Stored items:

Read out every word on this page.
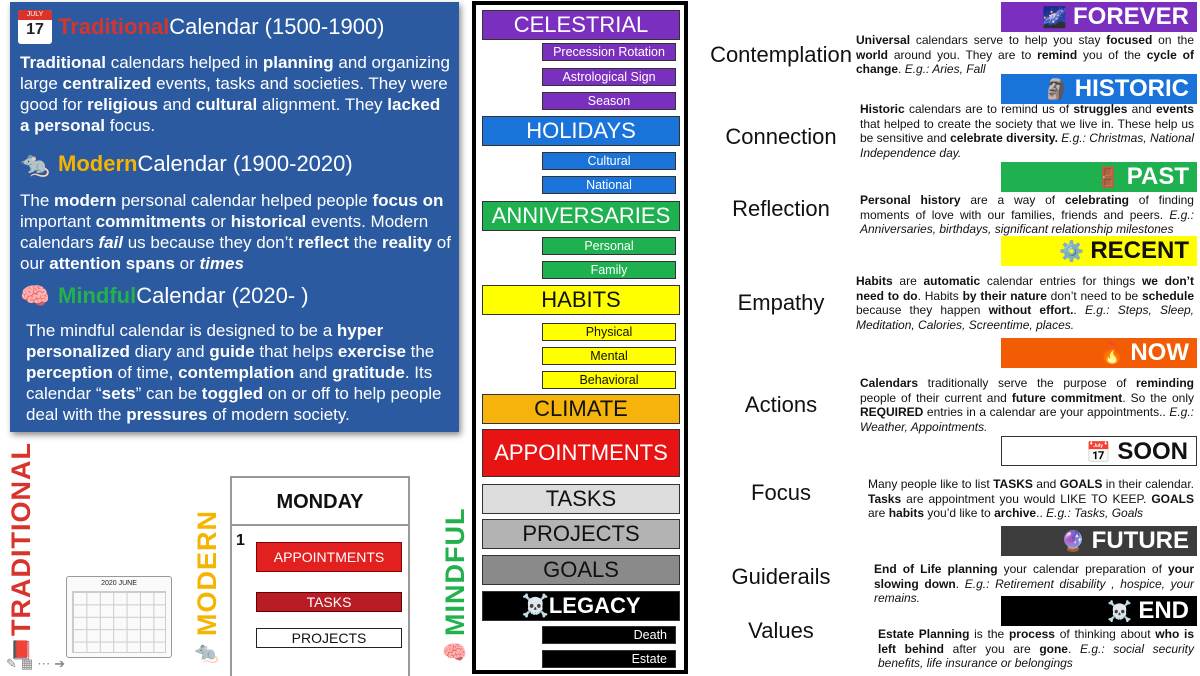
JULY
17 Traditional Calendar (1500-1900)
Traditional calendars helped in planning and organizing large centralized events, tasks and societies. They were good for religious and cultural alignment. They lacked a personal focus.
🐀 Modern Calendar (1900-2020)
The modern personal calendar helped people focus on important commitments or historical events. Modern calendars fail us because they don’t reflect the reality of our attention spans or times
🧠 Mindful Calendar (2020- )
The mindful calendar is designed to be a hyper personalized diary and guide that helps exercise the perception of time, contemplation and gratitude. Its calendar “sets” can be toggled on or off to help people deal with the pressures of modern society.
TRADITIONAL	MODERN	MINDFUL
2020 JUNE
📕	🐀	🧠
MONDAY
1
APPOINTMENTS
TASKS
PROJECTS
CELESTRIAL
Precession Rotation
Astrological Sign
Season
HOLIDAYS
Cultural
National
ANNIVERSARIES
Personal
Family
HABITS
Physical
Mental
Behavioral
CLIMATE
APPOINTMENTS
TASKS
PROJECTS
GOALS
☠️LEGACY
Death
Estate
Contemplation
🌌 FOREVER
Universal calendars serve to help you stay focused on the world around you. They are to remind you of the cycle of change. E.g.: Aries, Fall
Connection
🗿 HISTORIC
Historic calendars are to remind us of struggles and events that helped to create the society that we live in. These help us be sensitive and celebrate diversity. E.g.: Christmas, National Independence day.
Reflection
🚪 PAST
Personal history are a way of celebrating of finding moments of love with our families, friends and peers. E.g.: Anniversaries, birthdays, significant relationship milestones
Empathy
⚙️ RECENT
Habits are automatic calendar entries for things we don’t need to do. Habits by their nature don’t need to be schedule because they happen without effort.. E.g.: Steps, Sleep, Meditation, Calories, Screentime, places.
Actions
🔥 NOW
Calendars traditionally serve the purpose of reminding people of their current and future commitment. So the only REQUIRED entries in a calendar are your appointments.. E.g.: Weather, Appointments.
Focus
📅 SOON
Many people like to list TASKS and GOALS in their calendar. Tasks are appointment you would LIKE TO KEEP. GOALS are habits you’d like to archive.. E.g.: Tasks, Goals
Guiderails
🔮 FUTURE
End of Life planning your calendar preparation of your slowing down. E.g.: Retirement disability , hospice, your remains.
Values
☠️ END
Estate Planning is the process of thinking about who is left behind after you are gone. E.g.: social security benefits, life insurance or belongings
✎ ▦ ⋯ ➔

TASK DIRECTIONS:
Transcribe the full listing above exactly as it stands, minus the pictures.

SOLVED PROBLEM:
Read out every word on this page.
JULY
17 Traditional Calendar (1500-1900)
Traditional calendars helped in planning and organizing large centralized events, tasks and societies. They were good for religious and cultural alignment. They lacked a personal focus.
🐀 Modern Calendar (1900-2020)
The modern personal calendar helped people focus on important commitments or historical events. Modern calendars fail us because they don’t reflect the reality of our attention spans or times
🧠 Mindful Calendar (2020- )
The mindful calendar is designed to be a hyper personalized diary and guide that helps exercise the perception of time, contemplation and gratitude. Its calendar “sets” can be toggled on or off to help people deal with the pressures of modern society.
TRADITIONAL	MODERN	MINDFUL
2020 JUNE
📕	🐀	🧠
MONDAY
1
APPOINTMENTS
TASKS
PROJECTS
CELESTRIAL
Precession Rotation
Astrological Sign
Season
HOLIDAYS
Cultural
National
ANNIVERSARIES
Personal
Family
HABITS
Physical
Mental
Behavioral
CLIMATE
APPOINTMENTS
TASKS
PROJECTS
GOALS
☠️LEGACY
Death
Estate
Contemplation
🌌 FOREVER
Universal calendars serve to help you stay focused on the world around you. They are to remind you of the cycle of change. E.g.: Aries, Fall
Connection
🗿 HISTORIC
Historic calendars are to remind us of struggles and events that helped to create the society that we live in. These help us be sensitive and celebrate diversity. E.g.: Christmas, National Independence day.
Reflection
🚪 PAST
Personal history are a way of celebrating of finding moments of love with our families, friends and peers. E.g.: Anniversaries, birthdays, significant relationship milestones
Empathy
⚙️ RECENT
Habits are automatic calendar entries for things we don’t need to do. Habits by their nature don’t need to be schedule because they happen without effort.. E.g.: Steps, Sleep, Meditation, Calories, Screentime, places.
Actions
🔥 NOW
Calendars traditionally serve the purpose of reminding people of their current and future commitment. So the only REQUIRED entries in a calendar are your appointments.. E.g.: Weather, Appointments.
Focus
📅 SOON
Many people like to list TASKS and GOALS in their calendar. Tasks are appointment you would LIKE TO KEEP. GOALS are habits you’d like to archive.. E.g.: Tasks, Goals
Guiderails
🔮 FUTURE
End of Life planning your calendar preparation of your slowing down. E.g.: Retirement disability , hospice, your remains.
Values
☠️ END
Estate Planning is the process of thinking about who is left behind after you are gone. E.g.: social security benefits, life insurance or belongings
✎ ▦ ⋯ ➔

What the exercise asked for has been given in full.